- [DATA SECTION]:
:::::

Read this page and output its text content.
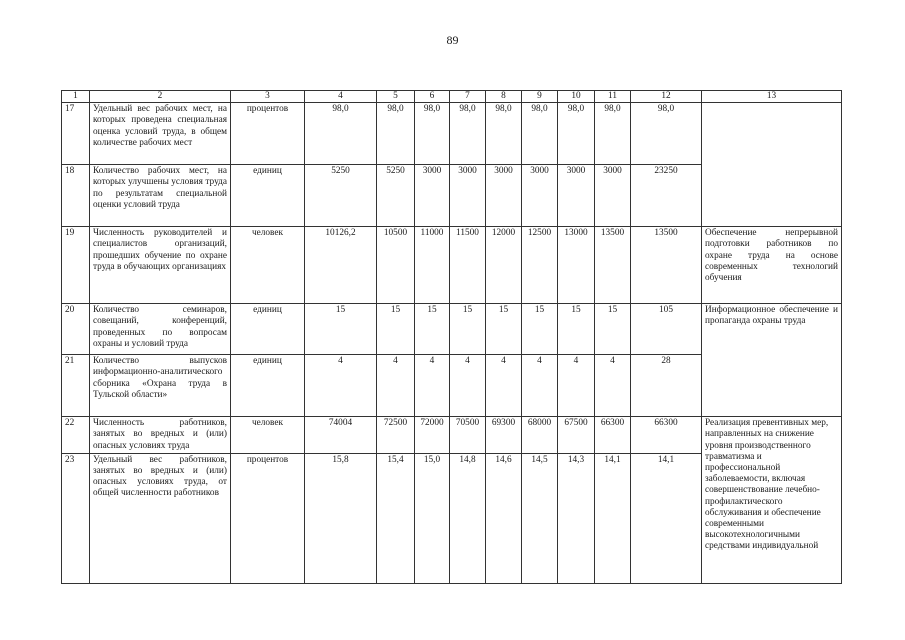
89
1	2	3	4	5	6	7	8	9	10	11	12	13
17	Удельный вес рабочих мест, на которых проведена специальная оценка условий труда, в общем количестве рабочих мест	процентов	98,0	98,0	98,0	98,0	98,0	98,0	98,0	98,0	98,0	
18	Количество рабочих мест, на которых улучшены условия труда по результатам специальной оценки условий труда	единиц	5250	5250	3000	3000	3000	3000	3000	3000	23250	
19	Численность руководителей и специалистов организаций, прошедших обучение по охране труда в обучающих организациях	человек	10126,2	10500	11000	11500	12000	12500	13000	13500	13500	Обеспечение непрерывной подготовки работников по охране труда на основе современных технологий обучения
20	Количество семинаров, совещаний, конференций, проведенных по вопросам охраны и условий труда	единиц	15	15	15	15	15	15	15	15	105	Информационное обеспечение и пропаганда охраны труда
21	Количество выпусков информационно-аналитического сборника «Охрана труда в Тульской области»	единиц	4	4	4	4	4	4	4	4	28	
22	Численность работников, занятых во вредных и (или) опасных условиях труда	человек	74004	72500	72000	70500	69300	68000	67500	66300	66300	Реализация превентивных мер, направленных на снижение уровня производственного травматизма и профессиональной заболеваемости, включая совершенствование лечебно-профилактического обслуживания и обеспечение современными высокотехнологичными средствами индивидуальной
23	Удельный вес работников, занятых во вредных и (или) опасных условиях труда, от общей численности работников	процентов	15,8	15,4	15,0	14,8	14,6	14,5	14,3	14,1	14,1	
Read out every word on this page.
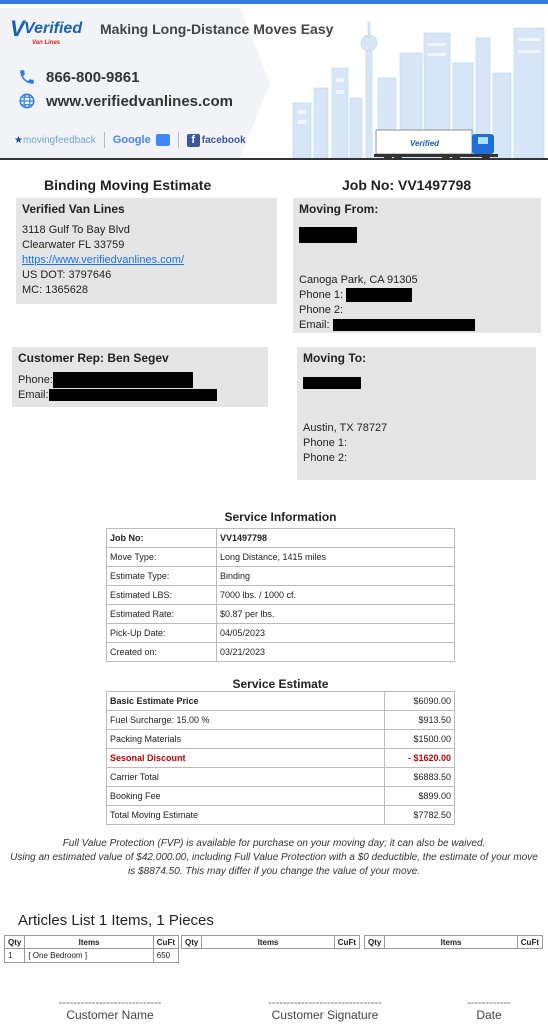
V Verified
Van Lines
Making Long-Distance Moves Easy
866-800-9861
www.verifiedvanlines.com
★movingfeedback Google	f facebook	Verified
Binding Moving Estimate	Job No: VV1497798
Verified Van Lines
3118 Gulf To Bay Blvd
Clearwater FL 33759
https://www.verifiedvanlines.com/
US DOT: 3797646
MC: 1365628
Moving From:
Canoga Park, CA 91305
Phone 1:
Phone 2:
Email:
Customer Rep: Ben Segev
Phone:
Email:
Moving To:
Austin, TX 78727
Phone 1:
Phone 2:
Service Information
Job No:	VV1497798
Move Type:	Long Distance, 1415 miles
Estimate Type:	Binding
Estimated LBS:	7000 lbs. / 1000 cf.
Estimated Rate:	$0.87 per lbs.
Pick-Up Date:	04/05/2023
Created on:	03/21/2023
Service Estimate
Basic Estimate Price	$6090.00
Fuel Surcharge: 15.00 %	$913.50
Packing Materials	$1500.00
Sesonal Discount	- $1620.00
Carrier Total	$6883.50
Booking Fee	$899.00
Total Moving Estimate	$7782.50
Full Value Protection (FVP) is available for purchase on your moving day; it can also be waived.
Using an estimated value of $42,000.00, including Full Value Protection with a $0 deductible, the estimate of your move is $8874.50. This may differ if you change the value of your move.
Articles List 1 Items, 1 Pieces
Qty	Items	CuFt
1	[ One Bedroom ]	650
Qty	Items	CuFt Qty	Items	CuFt
----------------------------
Customer Name
-------------------------------
Customer Signature
------------
Date
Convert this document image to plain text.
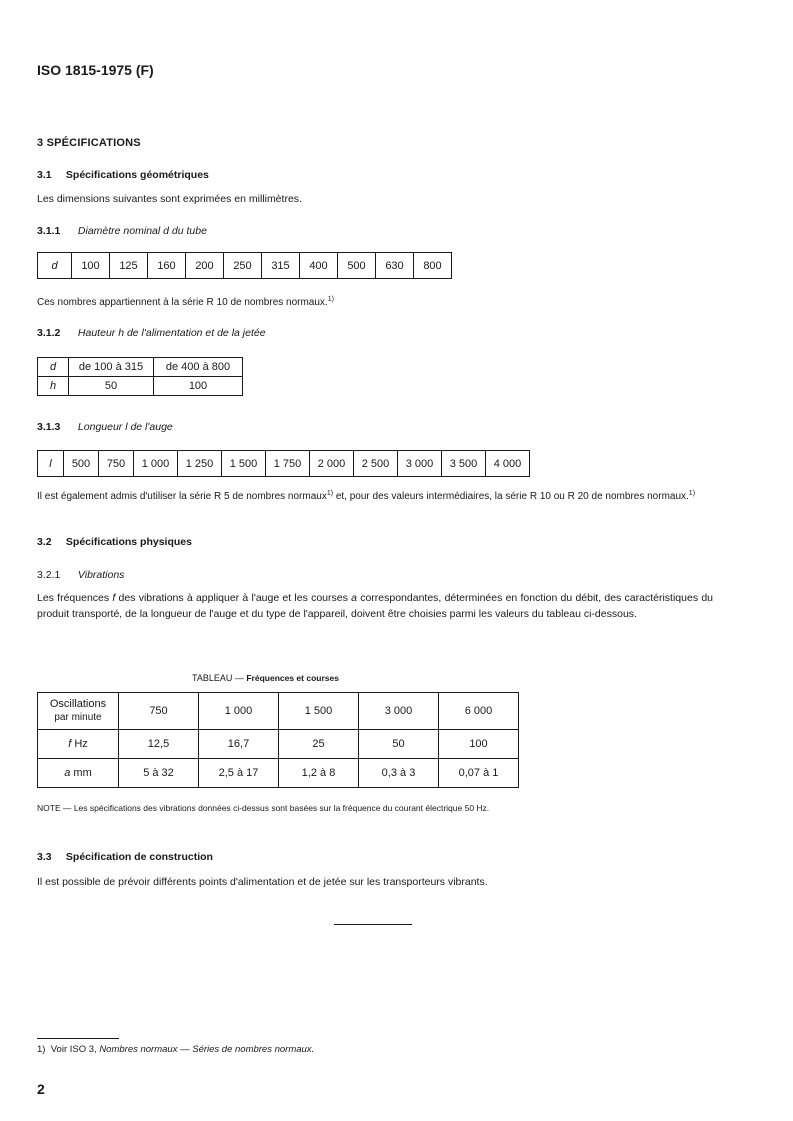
ISO 1815-1975 (F)
3 SPÉCIFICATIONS
3.1 Spécifications géométriques
Les dimensions suivantes sont exprimées en millimètres.
3.1.1 Diamètre nominal d du tube
d	100	125	160	200	250	315	400	500	630	800
Ces nombres appartiennent à la série R 10 de nombres normaux.$^{1)}$
3.1.2 Hauteur h de l'alimentation et de la jetée
d	de 100 à 315	de 400 à 800
h	50	100
3.1.3 Longueur l de l'auge
l	500	750	1 000	1 250	1 500	1 750	2 000	2 500	3 000	3 500	4 000
Il est également admis d'utiliser la série R 5 de nombres normaux$^{1)}$ et, pour des valeurs intermédiaires, la série R 10 ou R 20 de nombres normaux.$^{1)}$
3.2 Spécifications physiques
3.2.1 Vibrations
Les fréquences f des vibrations à appliquer à l'auge et les courses a correspondantes, déterminées en fonction du débit, des caractéristiques du produit transporté, de la longueur de l'auge et du type de l'appareil, doivent être choisies parmi les valeurs du tableau ci-dessous.
TABLEAU — Fréquences et courses
Oscillations
par minute	750	1 000	1 500	3 000	6 000
f Hz	12,5	16,7	25	50	100
a mm	5 à 32	2,5 à 17	1,2 à 8	0,3 à 3	0,07 à 1
NOTE — Les spécifications des vibrations données ci-dessus sont basées sur la fréquence du courant électrique 50 Hz.
3.3 Spécification de construction
Il est possible de prévoir différents points d'alimentation et de jetée sur les transporteurs vibrants.
1) Voir ISO 3, Nombres normaux — Séries de nombres normaux.
2
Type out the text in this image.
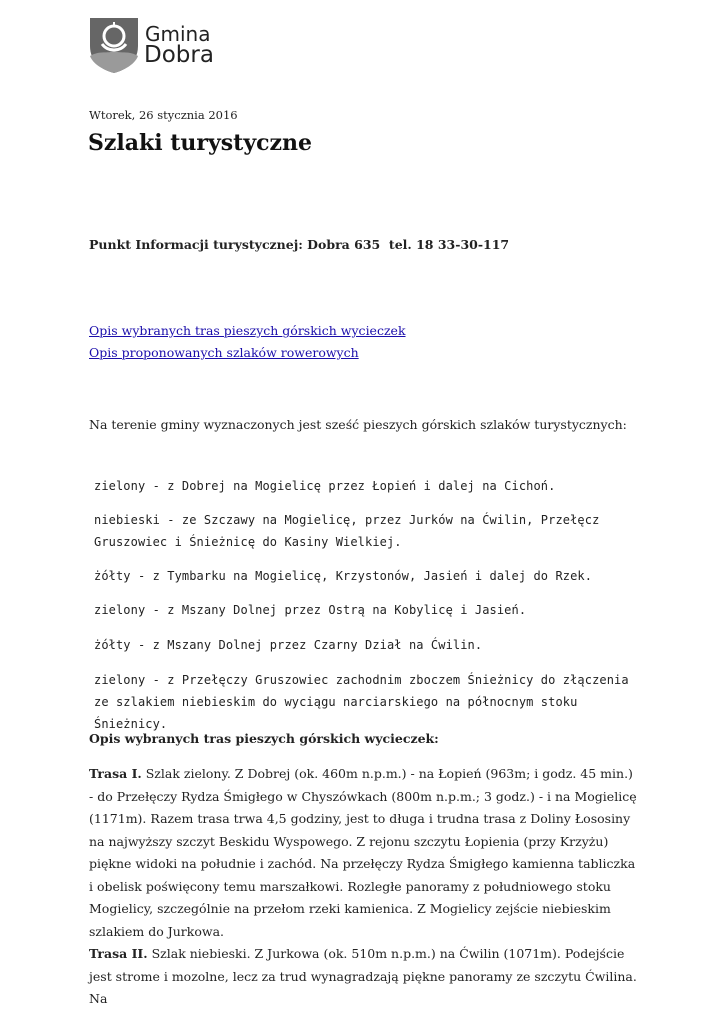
Gmina
Dobra
Wtorek, 26 stycznia 2016
Szlaki turystyczne
Punkt Informacji turystycznej: Dobra 635  tel. 18 33-30-117
Opis wybranych tras pieszych górskich wycieczek
Opis proponowanych szlaków rowerowych
Na terenie gminy wyznaczonych jest sześć pieszych górskich szlaków turystycznych:
zielony - z Dobrej na Mogielicę przez Łopień i dalej na Cichoń.
niebieski - ze Szczawy na Mogielicę, przez Jurków na Ćwilin, Przełęcz Gruszowiec i Śnieżnicę do Kasiny Wielkiej.
żółty - z Tymbarku na Mogielicę, Krzystonów, Jasień i dalej do Rzek.
zielony - z Mszany Dolnej przez Ostrą na Kobylicę i Jasień.
żółty - z Mszany Dolnej przez Czarny Dział na Ćwilin.
zielony - z Przełęczy Gruszowiec zachodnim zboczem Śnieżnicy do złączenia ze szlakiem niebieskim do wyciągu narciarskiego na północnym stoku Śnieżnicy.
Opis wybranych tras pieszych górskich wycieczek:
Trasa I. Szlak zielony. Z Dobrej (ok. 460m n.p.m.) - na Łopień (963m; i godz. 45 min.) - do Przełęczy Rydza Śmigłego w Chyszówkach (800m n.p.m.; 3 godz.) - i na Mogielicę (1171m). Razem trasa trwa 4,5 godziny, jest to długa i trudna trasa z Doliny Łososiny na najwyższy szczyt Beskidu Wyspowego. Z rejonu szczytu Łopienia (przy Krzyżu) piękne widoki na południe i zachód. Na przełęczy Rydza Śmigłego kamienna tabliczka i obelisk poświęcony temu marszałkowi. Rozległe panoramy z południowego stoku Mogielicy, szczególnie na przełom rzeki kamienica. Z Mogielicy zejście niebieskim szlakiem do Jurkowa.
Trasa II. Szlak niebieski. Z Jurkowa (ok. 510m n.p.m.) na Ćwilin (1071m). Podejście jest strome i mozolne, lecz za trud wynagradzają piękne panoramy ze szczytu Ćwilina. Na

:::::

- [PROBLEM REQUIREMENTS]: Quote in full the listing given above; the images are to be left out.

- [TASK SOLUTION]:
Read this page and output its text content.
89
1	2	3	4	5	6	7	8	9	10	11	12	13
17	Удельный вес рабочих мест, на которых проведена специальная оценка условий труда, в общем количестве рабочих мест	процентов	98,0	98,0	98,0	98,0	98,0	98,0	98,0	98,0	98,0	
18	Количество рабочих мест, на которых улучшены условия труда по результатам специальной оценки условий труда	единиц	5250	5250	3000	3000	3000	3000	3000	3000	23250	
19	Численность руководителей и специалистов организаций, прошедших обучение по охране труда в обучающих организациях	человек	10126,2	10500	11000	11500	12000	12500	13000	13500	13500	Обеспечение непрерывной подготовки работников по охране труда на основе современных технологий обучения
20	Количество семинаров, совещаний, конференций, проведенных по вопросам охраны и условий труда	единиц	15	15	15	15	15	15	15	15	105	Информационное обеспечение и пропаганда охраны труда
21	Количество выпусков информационно-аналитического сборника «Охрана труда в Тульской области»	единиц	4	4	4	4	4	4	4	4	28	
22	Численность работников, занятых во вредных и (или) опасных условиях труда	человек	74004	72500	72000	70500	69300	68000	67500	66300	66300	Реализация превентивных мер, направленных на снижение уровня производственного травматизма и профессиональной заболеваемости, включая совершенствование лечебно-профилактического обслуживания и обеспечение современными высокотехнологичными средствами индивидуальной
23	Удельный вес работников, занятых во вредных и (или) опасных условиях труда, от общей численности работников	процентов	15,8	15,4	15,0	14,8	14,6	14,5	14,3	14,1	14,1	
Read out every word on this page.
V Verified
Van Lines
Making Long-Distance Moves Easy
866-800-9861
www.verifiedvanlines.com
★movingfeedback Google	f facebook	Verified
Binding Moving Estimate	Job No: VV1497798
Verified Van Lines
3118 Gulf To Bay Blvd
Clearwater FL 33759
https://www.verifiedvanlines.com/
US DOT: 3797646
MC: 1365628
Moving From:
Canoga Park, CA 91305
Phone 1:
Phone 2:
Email:
Customer Rep: Ben Segev
Phone:
Email:
Moving To:
Austin, TX 78727
Phone 1:
Phone 2:
Service Information
Job No:	VV1497798
Move Type:	Long Distance, 1415 miles
Estimate Type:	Binding
Estimated LBS:	7000 lbs. / 1000 cf.
Estimated Rate:	$0.87 per lbs.
Pick-Up Date:	04/05/2023
Created on:	03/21/2023
Service Estimate
Basic Estimate Price	$6090.00
Fuel Surcharge: 15.00 %	$913.50
Packing Materials	$1500.00
Sesonal Discount	- $1620.00
Carrier Total	$6883.50
Booking Fee	$899.00
Total Moving Estimate	$7782.50
Full Value Protection (FVP) is available for purchase on your moving day; it can also be waived.
Using an estimated value of $42,000.00, including Full Value Protection with a $0 deductible, the estimate of your move is $8874.50. This may differ if you change the value of your move.
Articles List 1 Items, 1 Pieces
Qty	Items	CuFt
1	[ One Bedroom ]	650
Qty	Items	CuFt Qty	Items	CuFt
----------------------------
Customer Name
-------------------------------
Customer Signature
------------
Date
Convert this document image to plain text.
ISO 1815-1975 (F)
3 SPÉCIFICATIONS
3.1 Spécifications géométriques
Les dimensions suivantes sont exprimées en millimètres.
3.1.1 Diamètre nominal d du tube
d	100	125	160	200	250	315	400	500	630	800
Ces nombres appartiennent à la série R 10 de nombres normaux.$^{1)}$
3.1.2 Hauteur h de l'alimentation et de la jetée
d	de 100 à 315	de 400 à 800
h	50	100
3.1.3 Longueur l de l'auge
l	500	750	1 000	1 250	1 500	1 750	2 000	2 500	3 000	3 500	4 000
Il est également admis d'utiliser la série R 5 de nombres normaux$^{1)}$ et, pour des valeurs intermédiaires, la série R 10 ou R 20 de nombres normaux.$^{1)}$
3.2 Spécifications physiques
3.2.1 Vibrations
Les fréquences f des vibrations à appliquer à l'auge et les courses a correspondantes, déterminées en fonction du débit, des caractéristiques du produit transporté, de la longueur de l'auge et du type de l'appareil, doivent être choisies parmi les valeurs du tableau ci-dessous.
TABLEAU — Fréquences et courses
Oscillations
par minute	750	1 000	1 500	3 000	6 000
f Hz	12,5	16,7	25	50	100
a mm	5 à 32	2,5 à 17	1,2 à 8	0,3 à 3	0,07 à 1
NOTE — Les spécifications des vibrations données ci-dessus sont basées sur la fréquence du courant électrique 50 Hz.
3.3 Spécification de construction
Il est possible de prévoir différents points d'alimentation et de jetée sur les transporteurs vibrants.
1) Voir ISO 3, Nombres normaux — Séries de nombres normaux.
2
Type out the text in this image.
Gmina
Dobra
Wtorek, 26 stycznia 2016
Szlaki turystyczne
Punkt Informacji turystycznej: Dobra 635  tel. 18 33-30-117
Opis wybranych tras pieszych górskich wycieczek
Opis proponowanych szlaków rowerowych
Na terenie gminy wyznaczonych jest sześć pieszych górskich szlaków turystycznych:
zielony - z Dobrej na Mogielicę przez Łopień i dalej na Cichoń.
niebieski - ze Szczawy na Mogielicę, przez Jurków na Ćwilin, Przełęcz Gruszowiec i Śnieżnicę do Kasiny Wielkiej.
żółty - z Tymbarku na Mogielicę, Krzystonów, Jasień i dalej do Rzek.
zielony - z Mszany Dolnej przez Ostrą na Kobylicę i Jasień.
żółty - z Mszany Dolnej przez Czarny Dział na Ćwilin.
zielony - z Przełęczy Gruszowiec zachodnim zboczem Śnieżnicy do złączenia ze szlakiem niebieskim do wyciągu narciarskiego na północnym stoku Śnieżnicy.
Opis wybranych tras pieszych górskich wycieczek:
Trasa I. Szlak zielony. Z Dobrej (ok. 460m n.p.m.) - na Łopień (963m; i godz. 45 min.) - do Przełęczy Rydza Śmigłego w Chyszówkach (800m n.p.m.; 3 godz.) - i na Mogielicę (1171m). Razem trasa trwa 4,5 godziny, jest to długa i trudna trasa z Doliny Łososiny na najwyższy szczyt Beskidu Wyspowego. Z rejonu szczytu Łopienia (przy Krzyżu) piękne widoki na południe i zachód. Na przełęczy Rydza Śmigłego kamienna tabliczka i obelisk poświęcony temu marszałkowi. Rozległe panoramy z południowego stoku Mogielicy, szczególnie na przełom rzeki kamienica. Z Mogielicy zejście niebieskim szlakiem do Jurkowa.
Trasa II. Szlak niebieski. Z Jurkowa (ok. 510m n.p.m.) na Ćwilin (1071m). Podejście jest strome i mozolne, lecz za trud wynagradzają piękne panoramy ze szczytu Ćwilina. Na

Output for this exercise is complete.